▸ Exercise brief
Copy all of the entries below line for line, with no changes, and omit the pictures from your copy.

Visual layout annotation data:
********************

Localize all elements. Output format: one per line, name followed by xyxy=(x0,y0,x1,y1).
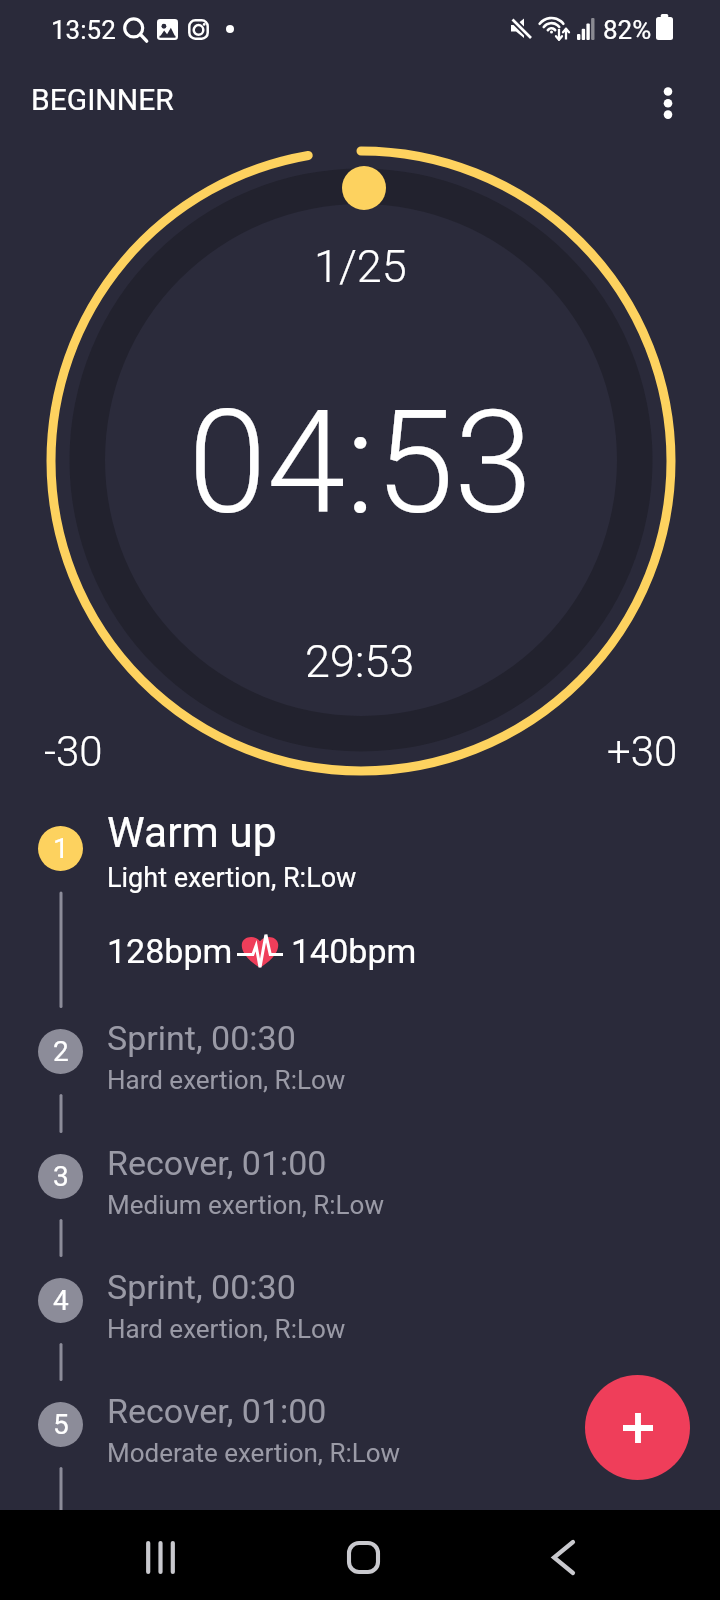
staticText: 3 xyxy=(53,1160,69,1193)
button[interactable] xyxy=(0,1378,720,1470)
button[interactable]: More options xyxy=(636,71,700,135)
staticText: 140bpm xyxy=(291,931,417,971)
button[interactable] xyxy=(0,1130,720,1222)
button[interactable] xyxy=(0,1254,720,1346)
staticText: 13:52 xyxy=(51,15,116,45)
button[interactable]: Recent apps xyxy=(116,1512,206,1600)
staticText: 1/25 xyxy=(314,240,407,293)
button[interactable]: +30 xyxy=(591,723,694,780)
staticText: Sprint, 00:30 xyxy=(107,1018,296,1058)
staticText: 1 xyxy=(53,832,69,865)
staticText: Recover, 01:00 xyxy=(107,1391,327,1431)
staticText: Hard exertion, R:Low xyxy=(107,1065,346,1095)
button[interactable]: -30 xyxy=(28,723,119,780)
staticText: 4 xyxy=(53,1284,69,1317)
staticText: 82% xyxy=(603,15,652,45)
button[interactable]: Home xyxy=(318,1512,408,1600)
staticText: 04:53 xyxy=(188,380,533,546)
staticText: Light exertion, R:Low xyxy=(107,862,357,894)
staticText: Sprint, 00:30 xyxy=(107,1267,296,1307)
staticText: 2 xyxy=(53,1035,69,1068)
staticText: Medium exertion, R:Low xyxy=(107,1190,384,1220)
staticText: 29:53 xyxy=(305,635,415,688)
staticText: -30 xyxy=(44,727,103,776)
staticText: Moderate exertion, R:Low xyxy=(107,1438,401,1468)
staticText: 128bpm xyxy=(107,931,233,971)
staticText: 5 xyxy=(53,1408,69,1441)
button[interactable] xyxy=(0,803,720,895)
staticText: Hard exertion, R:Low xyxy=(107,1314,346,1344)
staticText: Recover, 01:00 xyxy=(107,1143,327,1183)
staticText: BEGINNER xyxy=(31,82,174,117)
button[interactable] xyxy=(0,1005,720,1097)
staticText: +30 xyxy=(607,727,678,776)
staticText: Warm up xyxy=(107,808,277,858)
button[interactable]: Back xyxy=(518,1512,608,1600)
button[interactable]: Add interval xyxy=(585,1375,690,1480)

********************

▸ Exercise response
Localize all elements. Output format: one per line, name followed by xyxy=(x0,y0,x1,y1).
staticText: 3 xyxy=(53,1160,69,1193)
button[interactable] xyxy=(0,1378,720,1470)
button[interactable]: More options xyxy=(636,71,700,135)
staticText: 140bpm xyxy=(291,931,417,971)
button[interactable] xyxy=(0,1130,720,1222)
button[interactable] xyxy=(0,1254,720,1346)
staticText: 13:52 xyxy=(51,15,116,45)
button[interactable]: Recent apps xyxy=(116,1512,206,1600)
staticText: 1/25 xyxy=(314,240,407,293)
button[interactable]: +30 xyxy=(591,723,694,780)
staticText: Sprint, 00:30 xyxy=(107,1018,296,1058)
staticText: 1 xyxy=(53,832,69,865)
staticText: Recover, 01:00 xyxy=(107,1391,327,1431)
staticText: Hard exertion, R:Low xyxy=(107,1065,346,1095)
button[interactable]: -30 xyxy=(28,723,119,780)
staticText: 4 xyxy=(53,1284,69,1317)
staticText: 82% xyxy=(603,15,652,45)
button[interactable]: Home xyxy=(318,1512,408,1600)
staticText: 04:53 xyxy=(188,380,533,546)
staticText: Light exertion, R:Low xyxy=(107,862,357,894)
staticText: Sprint, 00:30 xyxy=(107,1267,296,1307)
staticText: 2 xyxy=(53,1035,69,1068)
staticText: Medium exertion, R:Low xyxy=(107,1190,384,1220)
staticText: 29:53 xyxy=(305,635,415,688)
staticText: -30 xyxy=(44,727,103,776)
staticText: Moderate exertion, R:Low xyxy=(107,1438,401,1468)
staticText: 128bpm xyxy=(107,931,233,971)
staticText: 5 xyxy=(53,1408,69,1441)
button[interactable] xyxy=(0,803,720,895)
staticText: Hard exertion, R:Low xyxy=(107,1314,346,1344)
staticText: Recover, 01:00 xyxy=(107,1143,327,1183)
staticText: BEGINNER xyxy=(31,82,174,117)
button[interactable] xyxy=(0,1005,720,1097)
staticText: +30 xyxy=(607,727,678,776)
staticText: Warm up xyxy=(107,808,277,858)
button[interactable]: Back xyxy=(518,1512,608,1600)
button[interactable]: Add interval xyxy=(585,1375,690,1480)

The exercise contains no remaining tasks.